#### GOAL:
For the listing underneath, give the count of lines containing the string "model" and nothing further.

#### DATA FOR THIS TASK:
####################
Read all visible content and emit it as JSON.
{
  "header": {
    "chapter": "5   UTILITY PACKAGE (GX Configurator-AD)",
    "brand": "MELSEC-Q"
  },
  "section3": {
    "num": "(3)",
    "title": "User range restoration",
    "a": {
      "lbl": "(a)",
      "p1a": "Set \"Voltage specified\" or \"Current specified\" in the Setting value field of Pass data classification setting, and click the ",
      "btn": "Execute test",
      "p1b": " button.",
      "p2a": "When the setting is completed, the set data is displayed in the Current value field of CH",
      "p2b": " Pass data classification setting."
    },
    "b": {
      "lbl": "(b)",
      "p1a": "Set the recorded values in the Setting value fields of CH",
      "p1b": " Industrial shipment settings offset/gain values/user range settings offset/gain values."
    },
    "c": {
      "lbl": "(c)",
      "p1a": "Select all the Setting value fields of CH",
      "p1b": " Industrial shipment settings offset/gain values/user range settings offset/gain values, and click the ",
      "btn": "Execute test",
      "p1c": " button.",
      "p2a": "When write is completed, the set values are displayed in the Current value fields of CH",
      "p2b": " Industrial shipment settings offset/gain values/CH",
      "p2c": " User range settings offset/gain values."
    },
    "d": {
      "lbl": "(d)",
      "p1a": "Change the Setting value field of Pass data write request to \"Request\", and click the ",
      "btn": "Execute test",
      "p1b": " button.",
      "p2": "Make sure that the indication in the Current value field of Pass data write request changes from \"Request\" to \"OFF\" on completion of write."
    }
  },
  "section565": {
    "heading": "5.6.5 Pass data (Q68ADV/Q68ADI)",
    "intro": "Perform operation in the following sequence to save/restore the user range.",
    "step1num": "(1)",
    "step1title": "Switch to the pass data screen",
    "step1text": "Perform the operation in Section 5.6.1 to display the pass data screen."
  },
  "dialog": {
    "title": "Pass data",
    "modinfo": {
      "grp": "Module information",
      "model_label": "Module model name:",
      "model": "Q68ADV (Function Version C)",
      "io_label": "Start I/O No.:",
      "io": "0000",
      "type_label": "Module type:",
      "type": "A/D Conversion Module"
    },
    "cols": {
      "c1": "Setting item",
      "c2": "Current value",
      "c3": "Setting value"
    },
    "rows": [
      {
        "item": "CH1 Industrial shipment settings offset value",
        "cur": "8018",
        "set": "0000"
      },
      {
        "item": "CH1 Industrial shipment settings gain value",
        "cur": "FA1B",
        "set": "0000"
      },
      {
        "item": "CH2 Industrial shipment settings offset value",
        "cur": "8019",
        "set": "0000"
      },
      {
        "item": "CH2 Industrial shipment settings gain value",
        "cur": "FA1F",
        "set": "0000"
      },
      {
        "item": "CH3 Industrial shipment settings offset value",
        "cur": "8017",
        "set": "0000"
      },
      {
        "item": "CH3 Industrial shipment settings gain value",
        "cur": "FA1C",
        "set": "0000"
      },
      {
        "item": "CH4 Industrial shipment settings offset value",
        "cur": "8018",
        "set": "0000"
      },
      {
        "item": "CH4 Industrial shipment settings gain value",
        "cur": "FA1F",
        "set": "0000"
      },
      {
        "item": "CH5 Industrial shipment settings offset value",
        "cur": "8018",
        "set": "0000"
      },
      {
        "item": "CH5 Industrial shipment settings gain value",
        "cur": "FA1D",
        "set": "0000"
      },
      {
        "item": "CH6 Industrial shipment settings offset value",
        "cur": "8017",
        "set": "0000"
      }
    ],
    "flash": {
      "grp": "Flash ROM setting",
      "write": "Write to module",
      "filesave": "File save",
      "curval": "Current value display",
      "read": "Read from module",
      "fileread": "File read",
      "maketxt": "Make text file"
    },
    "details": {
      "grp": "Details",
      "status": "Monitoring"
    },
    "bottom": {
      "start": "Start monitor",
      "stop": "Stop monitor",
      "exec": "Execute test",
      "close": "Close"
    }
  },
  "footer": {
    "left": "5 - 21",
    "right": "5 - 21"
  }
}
####################
#### EXERCISE ANSWER:
2